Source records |

******************************

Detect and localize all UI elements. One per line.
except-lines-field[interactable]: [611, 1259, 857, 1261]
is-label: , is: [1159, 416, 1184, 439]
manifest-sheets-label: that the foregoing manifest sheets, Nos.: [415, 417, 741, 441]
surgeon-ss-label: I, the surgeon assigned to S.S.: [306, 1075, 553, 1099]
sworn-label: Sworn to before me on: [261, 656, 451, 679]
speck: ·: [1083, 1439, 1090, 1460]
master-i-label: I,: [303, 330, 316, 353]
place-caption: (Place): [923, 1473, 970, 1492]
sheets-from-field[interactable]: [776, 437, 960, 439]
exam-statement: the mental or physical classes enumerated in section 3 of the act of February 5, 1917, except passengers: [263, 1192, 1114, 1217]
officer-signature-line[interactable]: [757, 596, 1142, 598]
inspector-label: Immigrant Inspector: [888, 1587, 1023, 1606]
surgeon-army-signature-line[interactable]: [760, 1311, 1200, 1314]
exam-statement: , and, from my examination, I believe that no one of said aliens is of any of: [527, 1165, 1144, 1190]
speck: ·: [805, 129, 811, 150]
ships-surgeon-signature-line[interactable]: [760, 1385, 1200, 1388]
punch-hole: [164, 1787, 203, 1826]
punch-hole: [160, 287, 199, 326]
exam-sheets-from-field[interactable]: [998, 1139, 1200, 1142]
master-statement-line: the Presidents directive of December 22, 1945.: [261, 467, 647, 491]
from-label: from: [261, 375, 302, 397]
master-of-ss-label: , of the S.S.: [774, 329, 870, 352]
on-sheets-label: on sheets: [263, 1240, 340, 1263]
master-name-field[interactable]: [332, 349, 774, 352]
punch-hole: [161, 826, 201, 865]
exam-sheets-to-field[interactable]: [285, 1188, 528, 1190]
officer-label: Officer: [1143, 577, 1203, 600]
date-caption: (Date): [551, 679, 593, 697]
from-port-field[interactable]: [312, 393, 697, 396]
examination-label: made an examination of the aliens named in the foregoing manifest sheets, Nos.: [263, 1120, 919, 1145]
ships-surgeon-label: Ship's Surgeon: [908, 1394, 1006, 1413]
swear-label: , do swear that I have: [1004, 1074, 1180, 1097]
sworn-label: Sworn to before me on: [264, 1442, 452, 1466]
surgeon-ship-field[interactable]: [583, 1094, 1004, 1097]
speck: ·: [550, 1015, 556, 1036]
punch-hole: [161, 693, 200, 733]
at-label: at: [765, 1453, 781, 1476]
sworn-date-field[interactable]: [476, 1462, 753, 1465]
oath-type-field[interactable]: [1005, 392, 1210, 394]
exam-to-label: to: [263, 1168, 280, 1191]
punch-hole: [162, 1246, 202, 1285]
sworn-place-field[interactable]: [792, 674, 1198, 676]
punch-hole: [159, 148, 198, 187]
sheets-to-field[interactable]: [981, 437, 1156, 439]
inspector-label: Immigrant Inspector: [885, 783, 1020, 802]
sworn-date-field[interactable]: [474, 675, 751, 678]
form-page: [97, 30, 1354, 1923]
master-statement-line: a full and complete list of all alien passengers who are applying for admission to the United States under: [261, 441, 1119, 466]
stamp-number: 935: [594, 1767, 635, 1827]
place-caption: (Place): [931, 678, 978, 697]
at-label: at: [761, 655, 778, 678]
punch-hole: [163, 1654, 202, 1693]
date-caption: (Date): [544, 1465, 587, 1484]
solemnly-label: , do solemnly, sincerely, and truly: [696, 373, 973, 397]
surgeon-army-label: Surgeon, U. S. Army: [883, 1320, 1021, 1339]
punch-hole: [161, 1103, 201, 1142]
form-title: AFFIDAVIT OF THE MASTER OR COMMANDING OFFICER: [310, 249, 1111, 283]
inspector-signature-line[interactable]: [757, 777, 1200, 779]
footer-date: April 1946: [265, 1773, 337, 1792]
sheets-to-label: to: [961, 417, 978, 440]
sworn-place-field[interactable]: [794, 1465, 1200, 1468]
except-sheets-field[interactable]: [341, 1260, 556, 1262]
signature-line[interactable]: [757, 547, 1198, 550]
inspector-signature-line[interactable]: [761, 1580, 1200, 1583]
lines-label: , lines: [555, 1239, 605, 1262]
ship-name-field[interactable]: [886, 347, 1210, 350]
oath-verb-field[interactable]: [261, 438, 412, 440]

******************************

Exercise requirements | Copy every line of the records verbatim, from start to finish.

Exercise solution |
Detect and localize all UI elements. One per line.
except-lines-field[interactable]: [611, 1259, 857, 1261]
is-label: , is: [1159, 416, 1184, 439]
manifest-sheets-label: that the foregoing manifest sheets, Nos.: [415, 417, 741, 441]
surgeon-ss-label: I, the surgeon assigned to S.S.: [306, 1075, 553, 1099]
sworn-label: Sworn to before me on: [261, 656, 451, 679]
speck: ·: [1083, 1439, 1090, 1460]
master-i-label: I,: [303, 330, 316, 353]
place-caption: (Place): [923, 1473, 970, 1492]
sheets-from-field[interactable]: [776, 437, 960, 439]
exam-statement: the mental or physical classes enumerated in section 3 of the act of February 5, 1917, except passengers: [263, 1192, 1114, 1217]
officer-signature-line[interactable]: [757, 596, 1142, 598]
inspector-label: Immigrant Inspector: [888, 1587, 1023, 1606]
surgeon-army-signature-line[interactable]: [760, 1311, 1200, 1314]
exam-statement: , and, from my examination, I believe that no one of said aliens is of any of: [527, 1165, 1144, 1190]
speck: ·: [805, 129, 811, 150]
ships-surgeon-signature-line[interactable]: [760, 1385, 1200, 1388]
punch-hole: [164, 1787, 203, 1826]
punch-hole: [160, 287, 199, 326]
exam-sheets-from-field[interactable]: [998, 1139, 1200, 1142]
master-statement-line: the Presidents directive of December 22, 1945.: [261, 467, 647, 491]
from-label: from: [261, 375, 302, 397]
master-of-ss-label: , of the S.S.: [774, 329, 870, 352]
on-sheets-label: on sheets: [263, 1240, 340, 1263]
master-name-field[interactable]: [332, 349, 774, 352]
punch-hole: [161, 826, 201, 865]
exam-sheets-to-field[interactable]: [285, 1188, 528, 1190]
officer-label: Officer: [1143, 577, 1203, 600]
date-caption: (Date): [551, 679, 593, 697]
from-port-field[interactable]: [312, 393, 697, 396]
examination-label: made an examination of the aliens named in the foregoing manifest sheets, Nos.: [263, 1120, 919, 1145]
ships-surgeon-label: Ship's Surgeon: [908, 1394, 1006, 1413]
swear-label: , do swear that I have: [1004, 1074, 1180, 1097]
sworn-label: Sworn to before me on: [264, 1442, 452, 1466]
surgeon-ship-field[interactable]: [583, 1094, 1004, 1097]
speck: ·: [550, 1015, 556, 1036]
punch-hole: [161, 693, 200, 733]
at-label: at: [765, 1453, 781, 1476]
sworn-date-field[interactable]: [476, 1462, 753, 1465]
oath-type-field[interactable]: [1005, 392, 1210, 394]
exam-to-label: to: [263, 1168, 280, 1191]
punch-hole: [162, 1246, 202, 1285]
sworn-place-field[interactable]: [792, 674, 1198, 676]
punch-hole: [159, 148, 198, 187]
sheets-to-field[interactable]: [981, 437, 1156, 439]
inspector-label: Immigrant Inspector: [885, 783, 1020, 802]
sworn-date-field[interactable]: [474, 675, 751, 678]
form-page: [97, 30, 1354, 1923]
master-statement-line: a full and complete list of all alien passengers who are applying for admission to the United States under: [261, 441, 1119, 466]
stamp-number: 935: [594, 1767, 635, 1827]
place-caption: (Place): [931, 678, 978, 697]
at-label: at: [761, 655, 778, 678]
punch-hole: [163, 1654, 202, 1693]
date-caption: (Date): [544, 1465, 587, 1484]
solemnly-label: , do solemnly, sincerely, and truly: [696, 373, 973, 397]
surgeon-army-label: Surgeon, U. S. Army: [883, 1320, 1021, 1339]
punch-hole: [161, 1103, 201, 1142]
form-title: AFFIDAVIT OF THE MASTER OR COMMANDING OFFICER: [310, 249, 1111, 283]
inspector-signature-line[interactable]: [757, 777, 1200, 779]
footer-date: April 1946: [265, 1773, 337, 1792]
sheets-to-label: to: [961, 417, 978, 440]
sworn-place-field[interactable]: [794, 1465, 1200, 1468]
except-sheets-field[interactable]: [341, 1260, 556, 1262]
signature-line[interactable]: [757, 547, 1198, 550]
inspector-signature-line[interactable]: [761, 1580, 1200, 1583]
lines-label: , lines: [555, 1239, 605, 1262]
ship-name-field[interactable]: [886, 347, 1210, 350]
oath-verb-field[interactable]: [261, 438, 412, 440]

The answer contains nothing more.